» READING TEXT

Half of World’s GDP is Highly or Moderately Dependent on Nature, Says New Report.
World Economic Forum, Davos, Switzerland, 19 January 2020 – Businesses are more dependent on nature and biodiversity than expected, according to The New Nature Economy Report, released today.
On 21-24 January 2020 about three thousand of the world’s movers and shakers will gather for The World Economic Forum Annual Meeting 2020 in Davos-Klosters, Switzerland. What happens there will likely effect every life on Earth.
“We need to reset the relationship between humans and nature,” says Dominic Waughray, Managing Director at the World Economic Forum. “Damage to nature from economic activity can no longer be considered an ‘externality’. This report shows how exposure to nature loss is both material to all business sectors and is an urgent and non-linear risk to our collective future economic security.”

[Layout annotation data]
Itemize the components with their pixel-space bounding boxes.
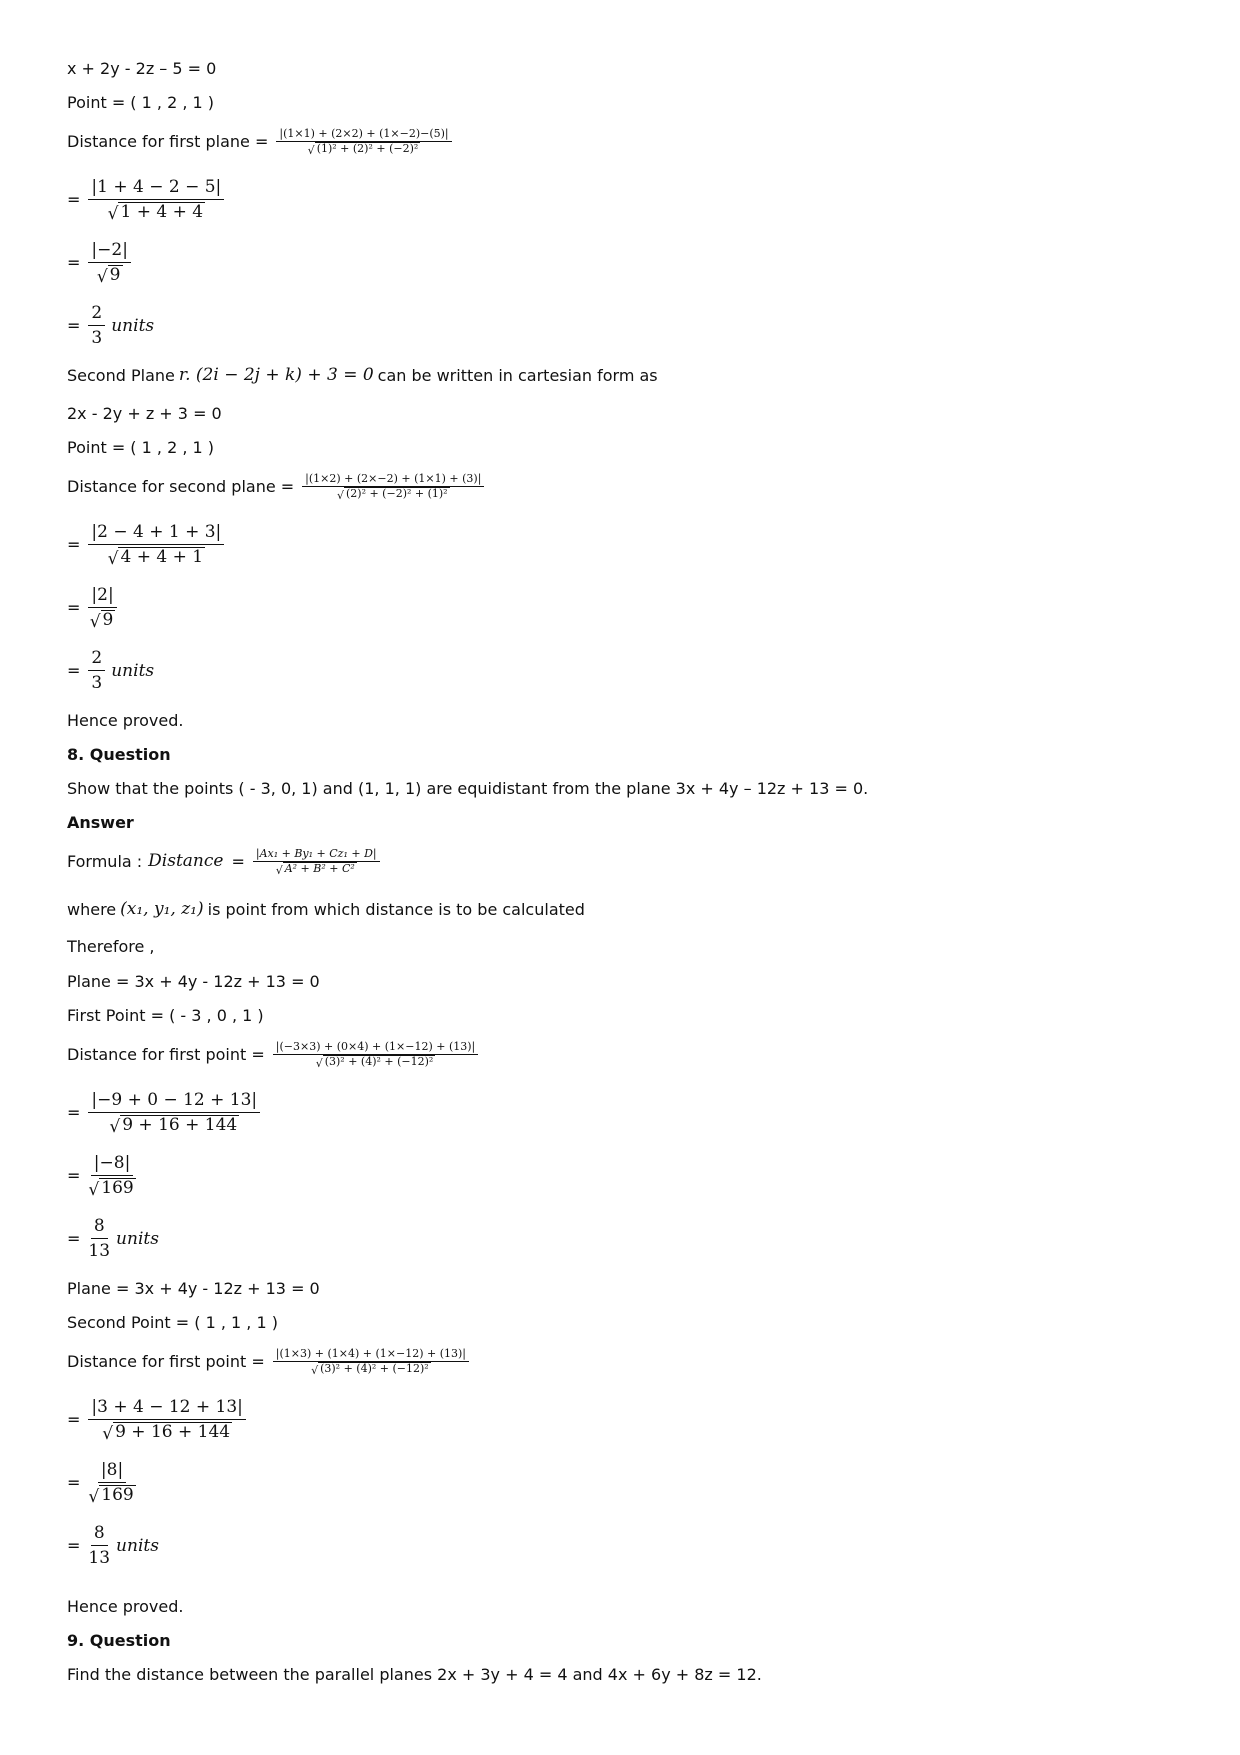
fraction xyxy=(88,177,224,223)
fraction-denominator: 13 xyxy=(88,1548,111,1568)
point-line: Point = ( 1 , 2 , 1 ) xyxy=(67,438,215,457)
text: Second Plane xyxy=(67,365,175,385)
distance-label: Distance for first point = xyxy=(67,1351,265,1371)
fraction xyxy=(88,240,131,286)
fraction-denominator: 3 xyxy=(91,673,103,693)
formula-line xyxy=(67,847,380,876)
equals-sign: = xyxy=(67,316,81,335)
fraction-denominator: 13 xyxy=(88,1241,111,1261)
step-line xyxy=(67,240,131,286)
first-point-line: First Point = ( - 3 , 0 , 1 ) xyxy=(67,1006,264,1025)
equals-sign: = xyxy=(67,535,81,555)
fraction-denominator: √ (2)² + (−2)² + (1)² xyxy=(336,487,448,502)
formula-label: Formula : xyxy=(67,851,143,871)
fraction-denominator: √ 9 + 16 + 144 xyxy=(109,1115,238,1137)
step-line xyxy=(67,522,224,568)
equals-sign: = xyxy=(67,661,81,680)
text: where xyxy=(67,899,117,919)
fraction xyxy=(273,1347,469,1376)
fraction-denominator: √ 1 + 4 + 4 xyxy=(107,202,204,224)
fraction-numerator: |(1×1) + (2×2) + (1×−2)−(5)| xyxy=(276,127,451,142)
fraction-numerator: 8 xyxy=(91,1216,108,1239)
fraction-denominator: √ (3)² + (4)² + (−12)² xyxy=(311,1362,429,1377)
hence-proved-text: Hence proved. xyxy=(67,1597,184,1616)
equals-sign: = xyxy=(67,1410,81,1430)
answer-heading: Answer xyxy=(67,813,134,832)
fraction xyxy=(88,1460,135,1506)
equals-sign: = xyxy=(67,1229,81,1248)
fraction-denominator: √ 169 xyxy=(88,1178,134,1200)
fraction xyxy=(88,648,105,693)
fraction xyxy=(273,1040,478,1069)
fraction-denominator: √ (1)² + (2)² + (−2)² xyxy=(307,142,419,157)
fraction xyxy=(88,1090,260,1136)
question-heading: 8. Question xyxy=(67,745,171,764)
equals-sign: = xyxy=(67,253,81,273)
question-heading: 9. Question xyxy=(67,1631,171,1650)
fraction-denominator: √ 9 xyxy=(96,265,121,287)
equals-sign: = xyxy=(231,851,245,871)
fraction-numerator: |−2| xyxy=(88,240,131,263)
fraction-numerator: 2 xyxy=(88,303,105,326)
second-point-line: Second Point = ( 1 , 1 , 1 ) xyxy=(67,1313,278,1332)
cartesian-equation-line: 2x - 2y + z + 3 = 0 xyxy=(67,404,222,423)
vector-equation: r. (2i − 2j + k) + 3 = 0 xyxy=(178,365,374,385)
equals-sign: = xyxy=(67,598,81,618)
fraction-numerator: |3 + 4 − 12 + 13| xyxy=(88,1397,246,1420)
fraction xyxy=(253,847,380,876)
step-line xyxy=(67,1090,260,1136)
step-line xyxy=(67,1460,136,1506)
equals-sign: = xyxy=(67,1536,81,1555)
fraction-numerator: |1 + 4 − 2 − 5| xyxy=(88,177,224,200)
result-line xyxy=(67,1216,159,1261)
fraction-denominator: √ 169 xyxy=(88,1485,134,1507)
question-text: Show that the points ( - 3, 0, 1) and (1, 1, 1) are equidistant from the plane 3x + 4y – 12z + 13 = 0. xyxy=(67,779,869,798)
step-line xyxy=(67,1397,246,1443)
fraction-denominator: 3 xyxy=(91,328,103,348)
plane-line: Plane = 3x + 4y - 12z + 13 = 0 xyxy=(67,972,320,991)
fraction xyxy=(88,1216,110,1261)
fraction xyxy=(276,127,451,156)
fraction xyxy=(88,303,105,348)
step-line xyxy=(67,1153,136,1199)
fraction-numerator: |8| xyxy=(98,1460,126,1483)
distance-second-point-line xyxy=(67,1347,469,1376)
distance-second-plane-line xyxy=(67,472,484,501)
result-line xyxy=(67,1523,159,1568)
fraction xyxy=(88,1153,135,1199)
plane-equation-line: x + 2y - 2z – 5 = 0 xyxy=(67,59,217,78)
fraction-numerator: 2 xyxy=(88,648,105,671)
fraction xyxy=(88,522,224,568)
point-coordinates: (x₁, y₁, z₁) xyxy=(120,899,204,919)
fraction-denominator: √ A² + B² + C² xyxy=(275,862,355,877)
fraction xyxy=(88,1523,110,1568)
units-label: units xyxy=(116,1228,159,1249)
text: can be written in cartesian form as xyxy=(377,365,658,385)
units-label: units xyxy=(116,1535,159,1556)
fraction-numerator: |(−3×3) + (0×4) + (1×−12) + (13)| xyxy=(273,1040,478,1055)
fraction-numerator: |(1×2) + (2×−2) + (1×1) + (3)| xyxy=(302,472,484,487)
where-line xyxy=(67,899,585,919)
fraction-denominator: √ (3)² + (4)² + (−12)² xyxy=(315,1055,434,1070)
fraction-numerator: |Ax₁ + By₁ + Cz₁ + D| xyxy=(253,847,380,862)
equals-sign: = xyxy=(67,1166,81,1186)
units-label: units xyxy=(111,660,155,681)
hence-proved-text: Hence proved. xyxy=(67,711,184,730)
formula-word: Distance xyxy=(148,851,224,872)
fraction-denominator: √ 9 xyxy=(89,610,114,632)
point-line: Point = ( 1 , 2 , 1 ) xyxy=(67,93,215,112)
fraction-numerator: |2| xyxy=(88,585,116,608)
step-line xyxy=(67,585,117,631)
fraction-numerator: 8 xyxy=(91,1523,108,1546)
equals-sign: = xyxy=(67,1473,81,1493)
step-line xyxy=(67,177,224,223)
second-plane-line xyxy=(67,365,658,385)
fraction-numerator: |−9 + 0 − 12 + 13| xyxy=(88,1090,260,1113)
result-line xyxy=(67,303,154,348)
distance-label: Distance for first plane = xyxy=(67,131,269,151)
distance-label: Distance for first point = xyxy=(67,1044,265,1064)
distance-first-point-line xyxy=(67,1040,478,1069)
distance-label: Distance for second plane = xyxy=(67,476,295,496)
units-label: units xyxy=(111,315,155,336)
distance-first-plane-line xyxy=(67,127,452,156)
fraction xyxy=(88,1397,246,1443)
equals-sign: = xyxy=(67,1103,81,1123)
fraction-numerator: |(1×3) + (1×4) + (1×−12) + (13)| xyxy=(273,1347,469,1362)
fraction-denominator: √ 9 + 16 + 144 xyxy=(102,1422,231,1444)
fraction xyxy=(88,585,116,631)
question-text: Find the distance between the parallel planes 2x + 3y + 4 = 4 and 4x + 6y + 8z = 12. xyxy=(67,1665,762,1684)
equals-sign: = xyxy=(67,190,81,210)
fraction xyxy=(302,472,484,501)
therefore-text: Therefore , xyxy=(67,937,155,956)
fraction-denominator: √ 4 + 4 + 1 xyxy=(107,547,204,569)
fraction-numerator: |−8| xyxy=(91,1153,134,1176)
fraction-numerator: |2 − 4 + 1 + 3| xyxy=(88,522,224,545)
text: is point from which distance is to be calculated xyxy=(207,899,585,919)
result-line xyxy=(67,648,154,693)
plane-line: Plane = 3x + 4y - 12z + 13 = 0 xyxy=(67,1279,320,1298)
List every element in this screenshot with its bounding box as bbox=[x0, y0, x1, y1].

» PROBLEM DETAILS
In the news item about nature and the world economy, what position does Dominic Waughray hold?

» WRITTEN REPLY
He is Managing Director at the World Economic Forum.